**EXERCISE GOAL:**
Identify and pull out each line of the entries in which "Carbohydrate" occurs.

**DATA SUPPLIED:**
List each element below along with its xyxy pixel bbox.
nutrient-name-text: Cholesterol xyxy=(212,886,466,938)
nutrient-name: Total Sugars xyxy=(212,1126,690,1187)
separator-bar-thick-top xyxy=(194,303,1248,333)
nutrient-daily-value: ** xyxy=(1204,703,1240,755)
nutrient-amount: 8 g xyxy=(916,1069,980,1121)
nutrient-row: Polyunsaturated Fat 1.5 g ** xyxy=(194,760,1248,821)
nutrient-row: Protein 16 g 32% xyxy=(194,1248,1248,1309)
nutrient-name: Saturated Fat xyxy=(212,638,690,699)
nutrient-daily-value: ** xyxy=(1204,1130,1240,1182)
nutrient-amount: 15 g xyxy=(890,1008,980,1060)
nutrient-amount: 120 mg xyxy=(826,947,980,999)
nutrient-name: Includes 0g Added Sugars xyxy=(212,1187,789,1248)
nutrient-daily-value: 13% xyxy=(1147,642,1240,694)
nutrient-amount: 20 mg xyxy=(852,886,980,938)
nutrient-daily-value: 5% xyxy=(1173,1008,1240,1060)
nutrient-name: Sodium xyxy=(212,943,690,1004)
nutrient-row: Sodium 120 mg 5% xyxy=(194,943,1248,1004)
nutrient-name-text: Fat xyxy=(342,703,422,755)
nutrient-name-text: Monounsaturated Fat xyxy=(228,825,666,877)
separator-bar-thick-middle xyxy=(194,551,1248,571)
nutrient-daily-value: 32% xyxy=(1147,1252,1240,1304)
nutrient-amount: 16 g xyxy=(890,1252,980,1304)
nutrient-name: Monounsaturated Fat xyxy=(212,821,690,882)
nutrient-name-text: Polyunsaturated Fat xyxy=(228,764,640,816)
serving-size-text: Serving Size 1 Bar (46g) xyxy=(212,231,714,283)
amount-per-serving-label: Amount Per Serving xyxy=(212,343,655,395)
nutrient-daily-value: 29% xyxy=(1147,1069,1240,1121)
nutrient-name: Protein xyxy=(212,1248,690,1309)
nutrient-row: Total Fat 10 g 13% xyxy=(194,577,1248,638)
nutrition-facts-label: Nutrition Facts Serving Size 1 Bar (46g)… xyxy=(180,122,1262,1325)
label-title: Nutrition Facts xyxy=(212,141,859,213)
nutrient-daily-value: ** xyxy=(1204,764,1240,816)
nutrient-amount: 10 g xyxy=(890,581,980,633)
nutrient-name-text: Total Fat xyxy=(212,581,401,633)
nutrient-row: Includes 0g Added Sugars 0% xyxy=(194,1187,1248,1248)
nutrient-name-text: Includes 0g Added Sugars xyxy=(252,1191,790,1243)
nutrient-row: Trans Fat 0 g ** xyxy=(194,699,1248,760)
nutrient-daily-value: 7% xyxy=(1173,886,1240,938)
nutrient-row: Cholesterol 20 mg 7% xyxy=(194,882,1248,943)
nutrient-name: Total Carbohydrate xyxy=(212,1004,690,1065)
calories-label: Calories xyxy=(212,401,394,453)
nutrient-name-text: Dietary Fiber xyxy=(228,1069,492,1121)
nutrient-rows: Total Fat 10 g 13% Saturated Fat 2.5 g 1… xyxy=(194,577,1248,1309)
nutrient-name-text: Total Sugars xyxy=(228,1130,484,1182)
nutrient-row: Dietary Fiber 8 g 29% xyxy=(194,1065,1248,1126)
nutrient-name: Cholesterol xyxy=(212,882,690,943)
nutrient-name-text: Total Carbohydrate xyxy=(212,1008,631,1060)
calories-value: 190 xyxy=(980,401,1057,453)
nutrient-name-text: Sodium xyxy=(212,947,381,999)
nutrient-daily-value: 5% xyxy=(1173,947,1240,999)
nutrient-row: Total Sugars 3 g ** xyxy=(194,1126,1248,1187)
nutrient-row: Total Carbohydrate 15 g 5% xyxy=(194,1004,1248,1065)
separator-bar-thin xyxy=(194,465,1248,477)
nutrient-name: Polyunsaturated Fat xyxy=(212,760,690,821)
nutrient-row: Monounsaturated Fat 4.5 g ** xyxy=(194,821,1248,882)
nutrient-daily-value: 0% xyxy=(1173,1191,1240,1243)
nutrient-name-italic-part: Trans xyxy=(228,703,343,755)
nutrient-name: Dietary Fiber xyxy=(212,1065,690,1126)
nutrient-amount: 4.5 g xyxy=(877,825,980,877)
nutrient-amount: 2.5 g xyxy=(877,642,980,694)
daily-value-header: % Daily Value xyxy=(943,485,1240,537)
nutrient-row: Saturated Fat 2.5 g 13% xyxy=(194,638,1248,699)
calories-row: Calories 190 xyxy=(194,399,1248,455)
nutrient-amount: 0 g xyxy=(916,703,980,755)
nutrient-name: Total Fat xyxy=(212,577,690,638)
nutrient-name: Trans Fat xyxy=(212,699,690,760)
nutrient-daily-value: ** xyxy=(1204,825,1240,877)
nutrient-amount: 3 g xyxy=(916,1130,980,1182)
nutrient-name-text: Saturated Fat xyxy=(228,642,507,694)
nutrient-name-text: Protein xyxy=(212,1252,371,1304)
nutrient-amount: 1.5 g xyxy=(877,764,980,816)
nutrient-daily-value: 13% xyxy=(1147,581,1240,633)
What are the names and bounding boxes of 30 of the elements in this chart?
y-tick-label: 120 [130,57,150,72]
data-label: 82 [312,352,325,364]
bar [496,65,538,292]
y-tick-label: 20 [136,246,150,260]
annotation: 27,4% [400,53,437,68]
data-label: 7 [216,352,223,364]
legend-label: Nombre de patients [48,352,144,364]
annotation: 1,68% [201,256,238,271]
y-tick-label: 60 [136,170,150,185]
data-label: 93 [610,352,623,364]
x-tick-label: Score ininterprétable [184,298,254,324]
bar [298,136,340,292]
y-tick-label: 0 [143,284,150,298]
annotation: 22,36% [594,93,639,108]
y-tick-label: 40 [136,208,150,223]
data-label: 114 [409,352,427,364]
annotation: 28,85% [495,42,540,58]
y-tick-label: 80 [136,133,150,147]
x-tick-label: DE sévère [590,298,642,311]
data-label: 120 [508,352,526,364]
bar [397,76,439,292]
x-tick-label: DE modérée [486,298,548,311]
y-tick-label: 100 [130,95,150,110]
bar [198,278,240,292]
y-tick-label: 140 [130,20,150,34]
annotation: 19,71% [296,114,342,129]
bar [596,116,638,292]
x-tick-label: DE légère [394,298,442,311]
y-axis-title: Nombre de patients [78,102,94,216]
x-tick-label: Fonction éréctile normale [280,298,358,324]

**SOLVED PROBLEM:**
nutrient-name: Total Carbohydrate xyxy=(212,1004,690,1065)
nutrient-name-text: Total Carbohydrate xyxy=(212,1008,631,1060)
nutrient-row: Total Carbohydrate 15 g 5% xyxy=(194,1004,1248,1065)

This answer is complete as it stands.